Passage shown:
◆ ◆ ◆ ◆ ◆ ◆ ◆
The numerous specialized bodies and complex organizational structures often result in overlapping inspections, unclear jurisdiction, and interpretive challenges. This fragmentation leads to a lack of a comprehensive approach to inspections and poor information flow between agencies.
Poland’s accession to the European Union required food producers to comply with the EU's food safety system, which is based on Regulation (EC) No. 178/2002. The European Food Safety Authority (EFSA) and its food safety procedures play a central role in this system.
European Alert System
The Rapid Alert System for Food and Feed (RASFF) was created to facilitate the exchange of information among European control authorities. This system allows authorities to share information about hazards in food, feed, and food contact materials. Member countries are required to immediately report any detected hazards, enabling swift actions such as product recalls, public warnings, and inspections.
Figure 1 illustrates the number of notifications submitted to the RASFF system between 2018 and 2022 (in green), with food-related notifications in blue. As shown, nearly all alerts concern potentially hazardous food products. These figures were compiled from annual reports available on the RASFF System and Alert and Cooperation Network (ACN) websites.
◆ ◆ ◆ ◆ ◆ ◆ ◆
Dataset rows:
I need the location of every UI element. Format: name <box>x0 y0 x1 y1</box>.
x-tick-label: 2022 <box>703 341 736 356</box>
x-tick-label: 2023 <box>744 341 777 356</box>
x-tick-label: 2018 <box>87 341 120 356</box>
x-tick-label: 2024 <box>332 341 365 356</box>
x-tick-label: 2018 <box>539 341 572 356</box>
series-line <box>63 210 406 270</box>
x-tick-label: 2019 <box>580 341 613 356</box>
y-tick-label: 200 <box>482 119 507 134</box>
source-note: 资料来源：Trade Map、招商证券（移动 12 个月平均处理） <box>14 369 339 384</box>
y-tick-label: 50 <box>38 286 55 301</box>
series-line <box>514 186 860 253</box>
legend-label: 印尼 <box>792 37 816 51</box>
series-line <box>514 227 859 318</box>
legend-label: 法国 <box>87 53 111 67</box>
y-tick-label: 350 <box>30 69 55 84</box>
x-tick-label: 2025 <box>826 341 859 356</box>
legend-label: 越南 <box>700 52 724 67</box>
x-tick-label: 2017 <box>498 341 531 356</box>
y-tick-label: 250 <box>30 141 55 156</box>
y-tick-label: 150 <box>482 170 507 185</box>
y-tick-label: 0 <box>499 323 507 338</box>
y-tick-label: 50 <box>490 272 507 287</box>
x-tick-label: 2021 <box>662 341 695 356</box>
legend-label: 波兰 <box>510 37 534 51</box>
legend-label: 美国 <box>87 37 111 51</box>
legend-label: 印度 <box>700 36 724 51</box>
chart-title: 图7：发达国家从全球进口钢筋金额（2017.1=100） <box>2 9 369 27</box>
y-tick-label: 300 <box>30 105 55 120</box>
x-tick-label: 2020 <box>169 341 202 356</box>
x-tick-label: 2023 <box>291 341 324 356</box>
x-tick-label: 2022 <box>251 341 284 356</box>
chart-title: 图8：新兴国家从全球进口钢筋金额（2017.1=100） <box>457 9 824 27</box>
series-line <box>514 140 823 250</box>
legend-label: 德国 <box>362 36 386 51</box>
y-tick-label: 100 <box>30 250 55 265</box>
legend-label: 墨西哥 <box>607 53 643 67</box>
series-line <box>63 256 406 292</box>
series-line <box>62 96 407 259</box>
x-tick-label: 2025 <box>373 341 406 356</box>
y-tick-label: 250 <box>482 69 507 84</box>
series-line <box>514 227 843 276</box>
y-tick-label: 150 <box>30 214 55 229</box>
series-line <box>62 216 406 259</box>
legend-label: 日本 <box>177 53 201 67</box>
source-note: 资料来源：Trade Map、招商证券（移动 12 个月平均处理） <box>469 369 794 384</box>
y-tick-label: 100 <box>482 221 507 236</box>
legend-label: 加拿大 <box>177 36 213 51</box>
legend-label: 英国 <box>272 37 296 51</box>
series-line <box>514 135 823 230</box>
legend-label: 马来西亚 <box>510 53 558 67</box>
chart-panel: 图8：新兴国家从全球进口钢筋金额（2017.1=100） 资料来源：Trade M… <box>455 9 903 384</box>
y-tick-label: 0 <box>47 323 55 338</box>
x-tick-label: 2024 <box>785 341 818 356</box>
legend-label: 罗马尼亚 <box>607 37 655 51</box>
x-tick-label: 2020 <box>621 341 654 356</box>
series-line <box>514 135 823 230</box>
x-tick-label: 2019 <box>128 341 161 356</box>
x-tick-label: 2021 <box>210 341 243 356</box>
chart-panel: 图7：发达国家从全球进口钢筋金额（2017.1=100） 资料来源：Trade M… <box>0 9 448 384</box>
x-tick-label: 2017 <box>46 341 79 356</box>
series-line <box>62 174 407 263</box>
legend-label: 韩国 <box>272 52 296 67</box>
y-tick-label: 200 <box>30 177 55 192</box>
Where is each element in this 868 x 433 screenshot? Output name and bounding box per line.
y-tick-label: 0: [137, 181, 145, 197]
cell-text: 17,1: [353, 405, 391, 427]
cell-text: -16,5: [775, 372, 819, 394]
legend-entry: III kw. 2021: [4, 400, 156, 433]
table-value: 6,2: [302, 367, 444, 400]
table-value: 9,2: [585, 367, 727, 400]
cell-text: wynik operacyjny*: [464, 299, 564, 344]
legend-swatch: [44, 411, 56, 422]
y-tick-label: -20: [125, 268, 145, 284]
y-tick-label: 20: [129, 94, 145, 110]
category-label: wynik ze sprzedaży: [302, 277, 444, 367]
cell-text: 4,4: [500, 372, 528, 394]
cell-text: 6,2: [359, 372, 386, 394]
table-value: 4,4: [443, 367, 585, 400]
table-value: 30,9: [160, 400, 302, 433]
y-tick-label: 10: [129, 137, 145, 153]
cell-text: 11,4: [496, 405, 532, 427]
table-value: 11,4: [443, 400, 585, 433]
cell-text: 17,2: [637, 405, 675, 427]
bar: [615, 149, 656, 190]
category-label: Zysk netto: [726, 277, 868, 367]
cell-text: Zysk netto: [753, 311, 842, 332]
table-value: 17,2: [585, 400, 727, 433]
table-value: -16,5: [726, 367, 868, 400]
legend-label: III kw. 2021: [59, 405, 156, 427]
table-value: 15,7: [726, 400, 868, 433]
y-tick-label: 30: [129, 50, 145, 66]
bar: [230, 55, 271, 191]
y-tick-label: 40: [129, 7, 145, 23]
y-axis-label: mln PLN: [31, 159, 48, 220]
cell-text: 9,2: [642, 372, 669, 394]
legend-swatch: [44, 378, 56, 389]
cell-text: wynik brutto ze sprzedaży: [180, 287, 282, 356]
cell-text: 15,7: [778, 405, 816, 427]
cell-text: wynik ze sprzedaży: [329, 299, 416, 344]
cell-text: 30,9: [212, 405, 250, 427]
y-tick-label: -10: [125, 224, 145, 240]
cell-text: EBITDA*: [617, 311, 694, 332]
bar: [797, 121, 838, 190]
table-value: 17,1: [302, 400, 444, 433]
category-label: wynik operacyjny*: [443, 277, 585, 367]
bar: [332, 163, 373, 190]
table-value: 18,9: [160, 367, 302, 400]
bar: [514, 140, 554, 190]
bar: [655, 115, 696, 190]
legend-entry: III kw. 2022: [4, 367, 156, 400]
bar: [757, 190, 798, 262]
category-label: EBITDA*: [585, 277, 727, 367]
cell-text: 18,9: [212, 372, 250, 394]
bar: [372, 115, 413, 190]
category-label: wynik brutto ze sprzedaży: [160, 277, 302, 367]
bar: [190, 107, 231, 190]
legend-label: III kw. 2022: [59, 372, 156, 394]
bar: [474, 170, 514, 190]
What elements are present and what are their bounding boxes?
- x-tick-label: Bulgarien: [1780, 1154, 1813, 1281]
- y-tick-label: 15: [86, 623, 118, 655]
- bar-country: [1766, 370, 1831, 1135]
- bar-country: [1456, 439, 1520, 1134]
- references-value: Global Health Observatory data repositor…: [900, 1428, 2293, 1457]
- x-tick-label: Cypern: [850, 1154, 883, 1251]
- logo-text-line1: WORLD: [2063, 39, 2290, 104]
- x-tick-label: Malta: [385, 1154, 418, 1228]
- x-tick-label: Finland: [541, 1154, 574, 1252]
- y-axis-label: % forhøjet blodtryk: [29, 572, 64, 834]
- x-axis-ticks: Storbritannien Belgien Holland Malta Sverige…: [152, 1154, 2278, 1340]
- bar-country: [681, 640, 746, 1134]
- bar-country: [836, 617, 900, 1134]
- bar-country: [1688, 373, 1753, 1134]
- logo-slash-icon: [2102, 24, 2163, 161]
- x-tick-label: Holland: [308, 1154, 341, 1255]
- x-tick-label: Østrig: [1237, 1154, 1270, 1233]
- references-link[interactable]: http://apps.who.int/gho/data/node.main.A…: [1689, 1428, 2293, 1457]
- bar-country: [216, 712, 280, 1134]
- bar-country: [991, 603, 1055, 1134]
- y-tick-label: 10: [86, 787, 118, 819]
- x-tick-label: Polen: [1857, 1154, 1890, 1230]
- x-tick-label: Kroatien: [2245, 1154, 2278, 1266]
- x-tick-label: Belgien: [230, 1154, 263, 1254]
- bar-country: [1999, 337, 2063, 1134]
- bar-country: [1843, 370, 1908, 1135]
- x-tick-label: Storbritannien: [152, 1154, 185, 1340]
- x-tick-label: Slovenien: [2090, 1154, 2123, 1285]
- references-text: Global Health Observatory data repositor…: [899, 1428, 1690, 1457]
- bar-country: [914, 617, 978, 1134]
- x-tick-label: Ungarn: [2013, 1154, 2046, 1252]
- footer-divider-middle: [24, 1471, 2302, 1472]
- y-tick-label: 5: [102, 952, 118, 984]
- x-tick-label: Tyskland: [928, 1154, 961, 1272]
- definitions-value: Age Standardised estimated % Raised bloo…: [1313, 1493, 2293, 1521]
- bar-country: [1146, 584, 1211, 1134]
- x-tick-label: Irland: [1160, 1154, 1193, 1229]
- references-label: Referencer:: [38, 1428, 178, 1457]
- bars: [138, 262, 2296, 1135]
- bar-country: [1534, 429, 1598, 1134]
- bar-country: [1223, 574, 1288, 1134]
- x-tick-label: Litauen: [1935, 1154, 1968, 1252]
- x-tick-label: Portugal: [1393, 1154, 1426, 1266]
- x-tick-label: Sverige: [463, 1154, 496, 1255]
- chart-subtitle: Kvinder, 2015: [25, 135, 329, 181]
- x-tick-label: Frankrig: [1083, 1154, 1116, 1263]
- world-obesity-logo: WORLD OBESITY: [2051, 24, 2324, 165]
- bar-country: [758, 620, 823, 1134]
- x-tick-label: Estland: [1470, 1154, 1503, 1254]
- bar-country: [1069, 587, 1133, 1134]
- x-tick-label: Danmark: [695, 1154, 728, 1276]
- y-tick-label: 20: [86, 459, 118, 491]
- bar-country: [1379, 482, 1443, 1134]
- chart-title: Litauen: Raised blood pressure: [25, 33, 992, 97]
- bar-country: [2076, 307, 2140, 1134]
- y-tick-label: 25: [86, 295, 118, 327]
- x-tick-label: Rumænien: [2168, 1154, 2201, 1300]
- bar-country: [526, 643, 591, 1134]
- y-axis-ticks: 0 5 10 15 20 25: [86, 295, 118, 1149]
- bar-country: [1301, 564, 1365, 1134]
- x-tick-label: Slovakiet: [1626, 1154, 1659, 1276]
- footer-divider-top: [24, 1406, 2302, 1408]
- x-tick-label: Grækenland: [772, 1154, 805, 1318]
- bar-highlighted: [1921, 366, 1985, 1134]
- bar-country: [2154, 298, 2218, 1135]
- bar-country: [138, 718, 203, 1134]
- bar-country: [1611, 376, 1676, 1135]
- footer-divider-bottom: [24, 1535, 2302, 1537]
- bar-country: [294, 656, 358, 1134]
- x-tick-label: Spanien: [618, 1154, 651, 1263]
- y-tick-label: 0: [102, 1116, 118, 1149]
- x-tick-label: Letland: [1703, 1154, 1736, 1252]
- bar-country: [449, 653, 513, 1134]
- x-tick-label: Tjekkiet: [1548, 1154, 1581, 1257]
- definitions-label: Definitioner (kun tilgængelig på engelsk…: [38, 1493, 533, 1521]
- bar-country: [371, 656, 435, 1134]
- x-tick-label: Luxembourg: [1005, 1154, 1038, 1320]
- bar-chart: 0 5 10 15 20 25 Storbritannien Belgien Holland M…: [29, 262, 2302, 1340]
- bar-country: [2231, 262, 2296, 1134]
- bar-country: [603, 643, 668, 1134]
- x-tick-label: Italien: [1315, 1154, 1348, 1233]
◆ ◆ ◆ ◆ ◆ ◆ ◆
Problem set:
a) Decide whether each statement below agrees with the passage on food safety control in Poland and the EU. Answer yes or no for each, and quote the words of the passage that decide it.
(i) RASFF was set up to help European control authorities exchange information.
(ii) Member countries may choose when to report hazards they detect.
(iii) Poland's accession to the European Union required food producers to comply with a system based on Regulation (EC) No. 178/2002.
b) According to the passage on food safety control in Poland and the EU, what three kinds of items can authorities share hazard information about through RASFF?
c) Extend the passage on food safety control in Poland and the EU, starting after its final sentence.

Per-task answers:
a)
(i) Yes: "The Rapid Alert System for Food and Feed (RASFF) was created to facilitate the exchange of information among European control authorities."
(ii) No: "Member countries are required to immediately report any detected hazards"
(iii) Yes: "Poland’s accession to the European Union required food producers to comply with the EU's food safety system, which is based on Regulation (EC) No. 178/2002."

b) Food, feed, and food contact materials.

c)
Despite existing regulations, official reports continue to highlight incidents of food adulteration, mislabeling, deliberate imitation of products, copying product characteristics, and the misuse of terms like ‘natural’ or ‘traditional’. Figure 2 presents the percentage of RASFF notifications from 2018 to 2022, primarily related to mislabeling, improper documentation, product adulteration, and violations in the manufacturing process.
Product Authenticity Testing
Food adulteration poses risks to health, the economy, society, and the environment. The European Commission estimates the annual economic cost of food fraud to be between 30 and 40 billion euro [RASFF, 2020]. This underscores the need for reliable analytical methods to protect human health, ensuring food safety. In practice, finding a universal method to eliminate substandard or counterfeit products from the market is challenging.
Chemical Fingerprints
The authenticity of food products depends on their chemical composition, which is why spectroscopic and chromatographic methods are used to analyze substances in samples – these act as chemical fingerprints. Spectroscopic methods are simple, fast, non-destructive, and can be automated. When combined with chromatography, they offer an ideal tool for routine food inspections.
Improvements in sample dispensing systems, the development of chromatographic columns, and the variety of detectors have significantly reduced analysis time while maintaining effective separation of ingredients.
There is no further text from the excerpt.